Source records:
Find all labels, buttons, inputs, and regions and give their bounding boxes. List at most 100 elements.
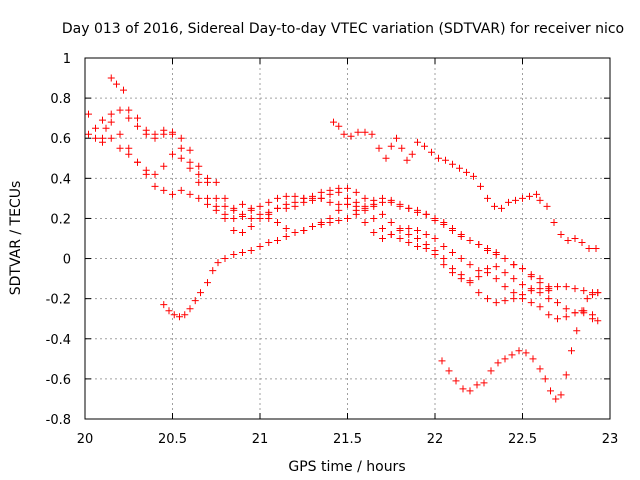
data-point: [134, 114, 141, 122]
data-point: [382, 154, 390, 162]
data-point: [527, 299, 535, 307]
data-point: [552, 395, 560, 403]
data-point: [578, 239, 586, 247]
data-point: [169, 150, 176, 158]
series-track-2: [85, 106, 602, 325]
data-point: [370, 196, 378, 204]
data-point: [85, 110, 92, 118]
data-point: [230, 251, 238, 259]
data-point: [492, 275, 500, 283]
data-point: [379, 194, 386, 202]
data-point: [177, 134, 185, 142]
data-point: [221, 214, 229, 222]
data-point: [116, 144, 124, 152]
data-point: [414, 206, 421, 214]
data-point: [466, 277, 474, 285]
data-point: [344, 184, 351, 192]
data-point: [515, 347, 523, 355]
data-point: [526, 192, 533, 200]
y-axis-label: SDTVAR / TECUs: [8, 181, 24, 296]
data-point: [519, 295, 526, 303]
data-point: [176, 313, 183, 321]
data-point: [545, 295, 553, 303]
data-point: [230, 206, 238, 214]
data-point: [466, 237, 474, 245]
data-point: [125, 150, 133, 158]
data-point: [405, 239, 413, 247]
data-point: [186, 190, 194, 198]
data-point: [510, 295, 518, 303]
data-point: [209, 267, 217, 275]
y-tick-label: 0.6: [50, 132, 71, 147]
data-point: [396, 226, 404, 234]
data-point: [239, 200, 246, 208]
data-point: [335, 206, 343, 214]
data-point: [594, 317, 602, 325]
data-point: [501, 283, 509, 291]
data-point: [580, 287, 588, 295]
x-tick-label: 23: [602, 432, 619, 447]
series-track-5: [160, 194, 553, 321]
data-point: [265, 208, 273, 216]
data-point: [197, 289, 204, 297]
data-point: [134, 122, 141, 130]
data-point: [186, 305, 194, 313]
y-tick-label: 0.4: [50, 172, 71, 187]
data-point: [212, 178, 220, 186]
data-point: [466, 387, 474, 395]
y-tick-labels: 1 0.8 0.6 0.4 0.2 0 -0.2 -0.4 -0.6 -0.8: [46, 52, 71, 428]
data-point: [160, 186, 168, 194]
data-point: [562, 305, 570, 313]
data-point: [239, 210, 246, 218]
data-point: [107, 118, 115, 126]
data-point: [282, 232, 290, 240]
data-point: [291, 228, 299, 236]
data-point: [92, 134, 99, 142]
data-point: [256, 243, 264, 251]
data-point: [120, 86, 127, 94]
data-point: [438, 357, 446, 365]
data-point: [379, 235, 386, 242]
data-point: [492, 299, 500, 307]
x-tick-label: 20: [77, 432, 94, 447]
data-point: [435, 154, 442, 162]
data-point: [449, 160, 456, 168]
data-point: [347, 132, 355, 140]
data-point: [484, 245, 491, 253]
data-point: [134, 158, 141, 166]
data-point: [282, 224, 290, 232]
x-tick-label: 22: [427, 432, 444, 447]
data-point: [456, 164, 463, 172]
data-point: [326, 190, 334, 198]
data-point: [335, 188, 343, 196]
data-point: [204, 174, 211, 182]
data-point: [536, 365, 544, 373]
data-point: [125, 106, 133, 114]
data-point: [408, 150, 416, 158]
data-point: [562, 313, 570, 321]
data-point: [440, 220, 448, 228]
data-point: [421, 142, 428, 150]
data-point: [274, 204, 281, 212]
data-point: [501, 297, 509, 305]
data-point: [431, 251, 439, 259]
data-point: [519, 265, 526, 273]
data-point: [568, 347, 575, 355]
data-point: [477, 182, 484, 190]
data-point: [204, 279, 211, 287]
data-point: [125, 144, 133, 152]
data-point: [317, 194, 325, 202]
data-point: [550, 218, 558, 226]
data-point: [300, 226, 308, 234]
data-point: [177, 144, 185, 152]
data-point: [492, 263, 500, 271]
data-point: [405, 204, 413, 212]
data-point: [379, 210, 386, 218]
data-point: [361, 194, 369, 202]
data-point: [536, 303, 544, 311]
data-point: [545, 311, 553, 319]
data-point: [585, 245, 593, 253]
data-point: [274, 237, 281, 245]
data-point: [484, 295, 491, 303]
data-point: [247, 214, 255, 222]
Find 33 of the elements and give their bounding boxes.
...
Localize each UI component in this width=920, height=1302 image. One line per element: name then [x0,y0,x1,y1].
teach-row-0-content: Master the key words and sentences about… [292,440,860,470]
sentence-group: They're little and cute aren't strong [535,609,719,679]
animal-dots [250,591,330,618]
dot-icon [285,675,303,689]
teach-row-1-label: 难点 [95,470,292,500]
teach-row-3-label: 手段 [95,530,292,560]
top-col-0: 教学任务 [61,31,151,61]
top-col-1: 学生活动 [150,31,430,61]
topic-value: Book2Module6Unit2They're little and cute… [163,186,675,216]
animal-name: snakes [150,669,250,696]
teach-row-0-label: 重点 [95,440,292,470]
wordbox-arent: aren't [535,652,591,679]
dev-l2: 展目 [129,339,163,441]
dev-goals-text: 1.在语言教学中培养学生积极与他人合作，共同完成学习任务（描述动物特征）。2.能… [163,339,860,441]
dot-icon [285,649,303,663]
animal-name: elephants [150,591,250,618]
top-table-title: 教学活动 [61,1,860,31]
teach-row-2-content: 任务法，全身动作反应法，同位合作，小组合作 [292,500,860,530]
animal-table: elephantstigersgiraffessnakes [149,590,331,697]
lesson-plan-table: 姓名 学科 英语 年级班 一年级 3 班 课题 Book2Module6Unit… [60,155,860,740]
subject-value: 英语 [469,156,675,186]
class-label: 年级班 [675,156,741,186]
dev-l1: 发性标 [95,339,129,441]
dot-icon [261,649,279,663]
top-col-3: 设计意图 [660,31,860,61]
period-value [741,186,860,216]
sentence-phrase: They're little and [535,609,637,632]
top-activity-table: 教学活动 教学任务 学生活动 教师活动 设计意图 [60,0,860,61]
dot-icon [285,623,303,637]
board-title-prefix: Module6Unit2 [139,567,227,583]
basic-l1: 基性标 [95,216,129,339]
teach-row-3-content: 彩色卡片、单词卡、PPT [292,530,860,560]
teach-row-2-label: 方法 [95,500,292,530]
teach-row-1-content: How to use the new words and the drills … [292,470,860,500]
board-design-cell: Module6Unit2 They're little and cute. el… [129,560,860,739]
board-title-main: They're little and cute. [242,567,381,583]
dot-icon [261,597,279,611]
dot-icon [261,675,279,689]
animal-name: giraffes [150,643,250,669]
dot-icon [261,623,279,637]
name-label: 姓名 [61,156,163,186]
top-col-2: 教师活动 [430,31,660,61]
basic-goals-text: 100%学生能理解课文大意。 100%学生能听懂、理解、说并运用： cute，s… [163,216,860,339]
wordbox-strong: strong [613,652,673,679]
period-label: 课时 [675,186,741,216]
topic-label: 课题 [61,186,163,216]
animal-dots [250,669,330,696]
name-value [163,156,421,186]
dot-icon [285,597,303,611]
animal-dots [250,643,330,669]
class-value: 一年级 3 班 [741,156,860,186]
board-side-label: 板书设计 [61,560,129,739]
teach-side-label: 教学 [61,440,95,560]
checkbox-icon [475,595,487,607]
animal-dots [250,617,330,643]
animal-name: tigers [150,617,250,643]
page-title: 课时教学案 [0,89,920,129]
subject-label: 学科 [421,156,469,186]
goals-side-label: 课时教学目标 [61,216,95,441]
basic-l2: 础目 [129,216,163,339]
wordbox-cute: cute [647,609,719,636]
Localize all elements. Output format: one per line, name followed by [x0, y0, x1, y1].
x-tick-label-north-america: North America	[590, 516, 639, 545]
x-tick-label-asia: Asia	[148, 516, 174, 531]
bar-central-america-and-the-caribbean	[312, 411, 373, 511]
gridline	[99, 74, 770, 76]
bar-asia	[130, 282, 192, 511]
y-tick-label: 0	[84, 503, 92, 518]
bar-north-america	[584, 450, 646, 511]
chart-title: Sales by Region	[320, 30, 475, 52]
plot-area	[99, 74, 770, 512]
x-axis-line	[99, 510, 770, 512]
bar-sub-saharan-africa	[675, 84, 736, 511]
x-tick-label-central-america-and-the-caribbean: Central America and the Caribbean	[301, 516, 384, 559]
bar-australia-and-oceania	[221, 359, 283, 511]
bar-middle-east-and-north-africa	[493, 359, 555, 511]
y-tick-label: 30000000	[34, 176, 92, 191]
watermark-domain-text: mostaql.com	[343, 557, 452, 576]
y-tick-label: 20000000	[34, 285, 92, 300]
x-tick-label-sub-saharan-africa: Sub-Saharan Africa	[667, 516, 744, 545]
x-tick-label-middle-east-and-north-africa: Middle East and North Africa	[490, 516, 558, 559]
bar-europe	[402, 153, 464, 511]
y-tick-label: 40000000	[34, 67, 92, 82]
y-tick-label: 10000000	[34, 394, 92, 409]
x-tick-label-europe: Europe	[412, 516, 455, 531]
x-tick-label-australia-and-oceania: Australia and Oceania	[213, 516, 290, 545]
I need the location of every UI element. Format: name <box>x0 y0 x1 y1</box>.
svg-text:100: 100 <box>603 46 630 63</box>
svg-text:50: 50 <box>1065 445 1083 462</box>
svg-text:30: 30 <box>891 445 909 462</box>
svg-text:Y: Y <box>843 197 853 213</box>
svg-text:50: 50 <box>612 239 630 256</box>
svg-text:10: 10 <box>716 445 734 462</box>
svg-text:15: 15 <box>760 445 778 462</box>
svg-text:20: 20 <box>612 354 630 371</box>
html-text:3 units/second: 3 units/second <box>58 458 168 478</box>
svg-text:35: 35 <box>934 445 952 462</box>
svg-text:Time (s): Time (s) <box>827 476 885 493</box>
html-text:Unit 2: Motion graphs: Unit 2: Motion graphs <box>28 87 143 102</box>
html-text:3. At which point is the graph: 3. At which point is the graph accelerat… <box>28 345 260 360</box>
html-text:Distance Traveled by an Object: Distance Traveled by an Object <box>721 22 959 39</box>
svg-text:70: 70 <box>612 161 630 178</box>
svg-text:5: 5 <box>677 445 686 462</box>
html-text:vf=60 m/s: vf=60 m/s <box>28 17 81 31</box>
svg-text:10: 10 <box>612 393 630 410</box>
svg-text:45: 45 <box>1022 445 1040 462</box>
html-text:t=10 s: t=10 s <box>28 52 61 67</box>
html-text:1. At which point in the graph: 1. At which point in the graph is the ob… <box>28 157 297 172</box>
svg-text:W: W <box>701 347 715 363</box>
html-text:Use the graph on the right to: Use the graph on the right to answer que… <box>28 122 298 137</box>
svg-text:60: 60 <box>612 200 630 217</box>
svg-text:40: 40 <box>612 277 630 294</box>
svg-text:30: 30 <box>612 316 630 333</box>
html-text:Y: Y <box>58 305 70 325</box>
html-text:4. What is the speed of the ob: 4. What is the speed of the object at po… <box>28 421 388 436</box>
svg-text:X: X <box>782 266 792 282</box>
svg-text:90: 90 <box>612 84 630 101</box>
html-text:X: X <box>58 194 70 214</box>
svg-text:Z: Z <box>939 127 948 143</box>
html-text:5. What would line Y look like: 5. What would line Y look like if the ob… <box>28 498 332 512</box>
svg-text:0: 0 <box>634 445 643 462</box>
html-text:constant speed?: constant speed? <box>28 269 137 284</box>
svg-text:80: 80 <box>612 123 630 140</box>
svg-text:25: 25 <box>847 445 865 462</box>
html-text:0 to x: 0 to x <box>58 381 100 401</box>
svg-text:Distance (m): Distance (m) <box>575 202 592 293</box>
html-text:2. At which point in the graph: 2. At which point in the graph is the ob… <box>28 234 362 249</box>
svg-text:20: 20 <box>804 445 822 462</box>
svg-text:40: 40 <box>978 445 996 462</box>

What the exercise asks: Repeat, line for line, the part of the material that begins with the line containing "data-point: [134, 114, 141, 122]" and ends after the line containing "data-point: [492, 275, 500, 283]", with both of those lines included.

Solution for this task:
data-point: [134, 114, 141, 122]
data-point: [382, 154, 390, 162]
data-point: [527, 299, 535, 307]
data-point: [552, 395, 560, 403]
data-point: [578, 239, 586, 247]
data-point: [169, 150, 176, 158]
series-track-2: [85, 106, 602, 325]
data-point: [370, 196, 378, 204]
data-point: [85, 110, 92, 118]
data-point: [230, 251, 238, 259]
data-point: [492, 275, 500, 283]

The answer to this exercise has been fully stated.